- [DATASET EXTRACT]
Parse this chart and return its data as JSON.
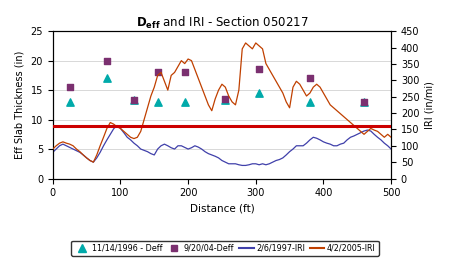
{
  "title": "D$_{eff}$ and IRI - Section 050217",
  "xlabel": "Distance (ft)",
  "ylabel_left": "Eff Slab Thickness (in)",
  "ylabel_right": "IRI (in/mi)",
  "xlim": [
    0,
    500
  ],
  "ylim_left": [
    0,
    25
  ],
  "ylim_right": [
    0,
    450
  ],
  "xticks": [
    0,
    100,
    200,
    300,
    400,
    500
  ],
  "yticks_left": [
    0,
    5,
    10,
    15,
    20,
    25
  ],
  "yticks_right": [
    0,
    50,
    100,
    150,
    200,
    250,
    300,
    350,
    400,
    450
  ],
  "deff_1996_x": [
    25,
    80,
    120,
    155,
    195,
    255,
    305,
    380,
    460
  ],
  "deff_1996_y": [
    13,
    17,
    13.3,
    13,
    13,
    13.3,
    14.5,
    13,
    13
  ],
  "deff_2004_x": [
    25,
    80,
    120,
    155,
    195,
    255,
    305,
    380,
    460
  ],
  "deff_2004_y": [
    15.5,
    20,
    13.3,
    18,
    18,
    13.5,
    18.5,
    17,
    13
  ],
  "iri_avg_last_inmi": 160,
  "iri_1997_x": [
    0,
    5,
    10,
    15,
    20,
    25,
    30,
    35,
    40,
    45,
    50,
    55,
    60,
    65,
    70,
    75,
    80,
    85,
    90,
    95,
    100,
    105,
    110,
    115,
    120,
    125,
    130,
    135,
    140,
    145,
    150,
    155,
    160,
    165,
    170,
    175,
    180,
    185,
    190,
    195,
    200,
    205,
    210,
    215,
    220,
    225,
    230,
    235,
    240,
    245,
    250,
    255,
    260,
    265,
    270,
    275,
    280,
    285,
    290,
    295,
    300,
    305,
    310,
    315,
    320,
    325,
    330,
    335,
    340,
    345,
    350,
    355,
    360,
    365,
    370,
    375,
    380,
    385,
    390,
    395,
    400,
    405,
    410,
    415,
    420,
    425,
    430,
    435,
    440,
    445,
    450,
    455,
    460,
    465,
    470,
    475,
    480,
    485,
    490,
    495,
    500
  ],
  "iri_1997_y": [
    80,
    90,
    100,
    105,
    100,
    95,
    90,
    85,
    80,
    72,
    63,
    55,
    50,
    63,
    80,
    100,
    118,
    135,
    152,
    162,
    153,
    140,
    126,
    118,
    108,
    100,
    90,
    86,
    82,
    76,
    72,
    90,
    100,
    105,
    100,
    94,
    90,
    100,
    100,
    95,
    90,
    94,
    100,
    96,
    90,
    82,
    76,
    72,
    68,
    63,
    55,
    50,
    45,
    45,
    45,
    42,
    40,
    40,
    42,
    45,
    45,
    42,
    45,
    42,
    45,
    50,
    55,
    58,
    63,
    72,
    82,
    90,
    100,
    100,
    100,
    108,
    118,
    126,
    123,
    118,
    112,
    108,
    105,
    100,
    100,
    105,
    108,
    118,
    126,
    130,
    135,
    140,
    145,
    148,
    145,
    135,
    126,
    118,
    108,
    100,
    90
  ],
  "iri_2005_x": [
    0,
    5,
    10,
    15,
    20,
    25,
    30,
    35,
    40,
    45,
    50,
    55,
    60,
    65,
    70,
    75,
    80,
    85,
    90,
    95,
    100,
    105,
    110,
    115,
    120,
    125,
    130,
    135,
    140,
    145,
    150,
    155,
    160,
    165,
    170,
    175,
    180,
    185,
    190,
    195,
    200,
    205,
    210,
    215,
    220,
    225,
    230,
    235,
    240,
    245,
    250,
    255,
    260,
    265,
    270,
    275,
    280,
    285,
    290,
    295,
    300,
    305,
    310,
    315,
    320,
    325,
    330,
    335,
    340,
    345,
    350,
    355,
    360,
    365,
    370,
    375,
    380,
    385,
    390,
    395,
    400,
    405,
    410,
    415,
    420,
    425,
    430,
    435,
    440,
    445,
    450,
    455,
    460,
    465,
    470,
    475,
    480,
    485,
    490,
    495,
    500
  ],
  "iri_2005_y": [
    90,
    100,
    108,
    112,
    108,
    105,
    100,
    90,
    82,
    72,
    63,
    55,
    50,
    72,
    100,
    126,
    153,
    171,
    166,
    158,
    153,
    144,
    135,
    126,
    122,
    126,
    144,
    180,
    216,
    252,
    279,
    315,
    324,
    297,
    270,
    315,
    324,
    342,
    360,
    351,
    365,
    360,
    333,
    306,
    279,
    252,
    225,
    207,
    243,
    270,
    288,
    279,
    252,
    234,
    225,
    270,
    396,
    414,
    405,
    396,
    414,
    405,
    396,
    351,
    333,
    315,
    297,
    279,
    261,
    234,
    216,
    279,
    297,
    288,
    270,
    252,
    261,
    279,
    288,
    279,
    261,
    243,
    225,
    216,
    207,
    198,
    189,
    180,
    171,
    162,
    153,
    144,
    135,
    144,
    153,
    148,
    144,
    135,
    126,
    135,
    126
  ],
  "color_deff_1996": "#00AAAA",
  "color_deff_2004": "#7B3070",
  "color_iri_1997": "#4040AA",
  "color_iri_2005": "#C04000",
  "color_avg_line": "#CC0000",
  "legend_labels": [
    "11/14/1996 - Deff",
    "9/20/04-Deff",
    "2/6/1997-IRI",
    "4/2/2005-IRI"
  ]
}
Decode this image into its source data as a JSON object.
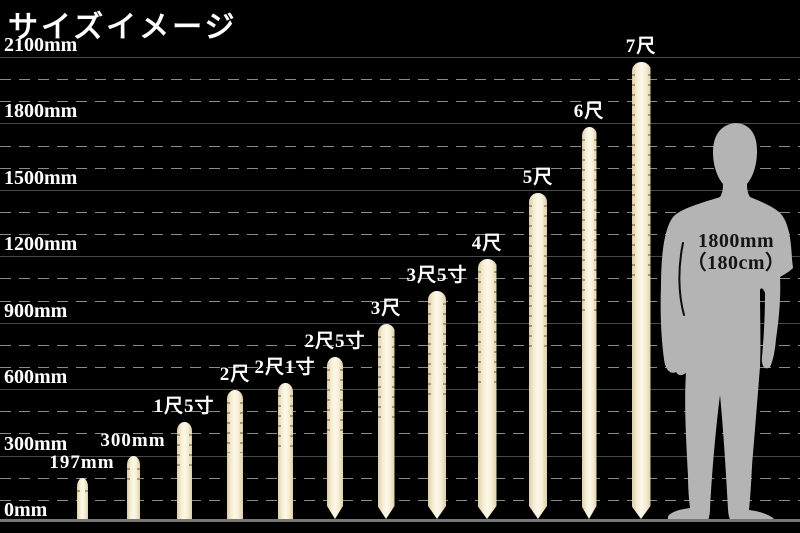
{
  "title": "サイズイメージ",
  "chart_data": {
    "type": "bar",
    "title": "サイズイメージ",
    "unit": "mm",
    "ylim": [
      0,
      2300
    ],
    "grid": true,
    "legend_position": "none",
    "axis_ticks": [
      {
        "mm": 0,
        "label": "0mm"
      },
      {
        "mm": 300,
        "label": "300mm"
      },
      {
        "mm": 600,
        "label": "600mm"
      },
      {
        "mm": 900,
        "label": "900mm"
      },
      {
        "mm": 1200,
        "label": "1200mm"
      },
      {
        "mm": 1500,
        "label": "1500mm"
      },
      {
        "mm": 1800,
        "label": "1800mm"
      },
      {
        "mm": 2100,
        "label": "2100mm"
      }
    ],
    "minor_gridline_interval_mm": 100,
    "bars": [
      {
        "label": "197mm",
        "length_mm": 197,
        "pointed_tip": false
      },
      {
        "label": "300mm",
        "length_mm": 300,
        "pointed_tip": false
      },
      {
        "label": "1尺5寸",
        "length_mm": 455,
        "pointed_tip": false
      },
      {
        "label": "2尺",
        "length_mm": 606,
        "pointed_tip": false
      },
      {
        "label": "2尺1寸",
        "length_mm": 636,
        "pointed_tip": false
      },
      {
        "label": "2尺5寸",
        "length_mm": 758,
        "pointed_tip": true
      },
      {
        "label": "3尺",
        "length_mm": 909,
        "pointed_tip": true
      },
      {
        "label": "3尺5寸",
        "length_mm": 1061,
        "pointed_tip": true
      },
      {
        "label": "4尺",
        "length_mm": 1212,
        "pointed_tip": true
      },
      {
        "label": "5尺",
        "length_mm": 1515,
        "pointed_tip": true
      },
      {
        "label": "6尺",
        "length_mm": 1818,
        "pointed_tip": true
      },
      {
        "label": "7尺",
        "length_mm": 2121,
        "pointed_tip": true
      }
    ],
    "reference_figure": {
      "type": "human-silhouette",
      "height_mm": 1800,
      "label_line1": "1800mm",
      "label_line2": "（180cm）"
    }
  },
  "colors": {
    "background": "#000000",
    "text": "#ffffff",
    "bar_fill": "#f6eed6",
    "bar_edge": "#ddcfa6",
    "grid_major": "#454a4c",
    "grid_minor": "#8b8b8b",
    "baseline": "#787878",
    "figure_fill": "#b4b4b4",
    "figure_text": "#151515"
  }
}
---
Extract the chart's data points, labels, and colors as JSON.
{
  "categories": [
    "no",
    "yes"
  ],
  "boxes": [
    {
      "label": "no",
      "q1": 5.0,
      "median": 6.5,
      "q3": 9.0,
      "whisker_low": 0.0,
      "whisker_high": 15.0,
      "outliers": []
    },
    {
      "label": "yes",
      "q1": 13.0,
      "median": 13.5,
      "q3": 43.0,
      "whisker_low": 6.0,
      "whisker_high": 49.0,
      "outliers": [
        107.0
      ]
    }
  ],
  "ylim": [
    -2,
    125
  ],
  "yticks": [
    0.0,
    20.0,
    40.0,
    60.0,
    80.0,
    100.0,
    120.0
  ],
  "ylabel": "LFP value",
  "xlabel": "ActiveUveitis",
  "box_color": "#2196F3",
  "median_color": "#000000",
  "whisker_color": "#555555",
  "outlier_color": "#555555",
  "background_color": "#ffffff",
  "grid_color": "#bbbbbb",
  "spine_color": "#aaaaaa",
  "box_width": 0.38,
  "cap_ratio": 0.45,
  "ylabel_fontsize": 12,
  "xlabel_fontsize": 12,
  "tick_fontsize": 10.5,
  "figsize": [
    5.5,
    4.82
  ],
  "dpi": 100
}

- [WRITTEN INSTRUCTION] Pick out, from the lines above, every one that contains the string "this".

- [SOLVED EXERCISE]
Parse this chart and return its data as JSON.
Decode this image into its source data as a JSON object.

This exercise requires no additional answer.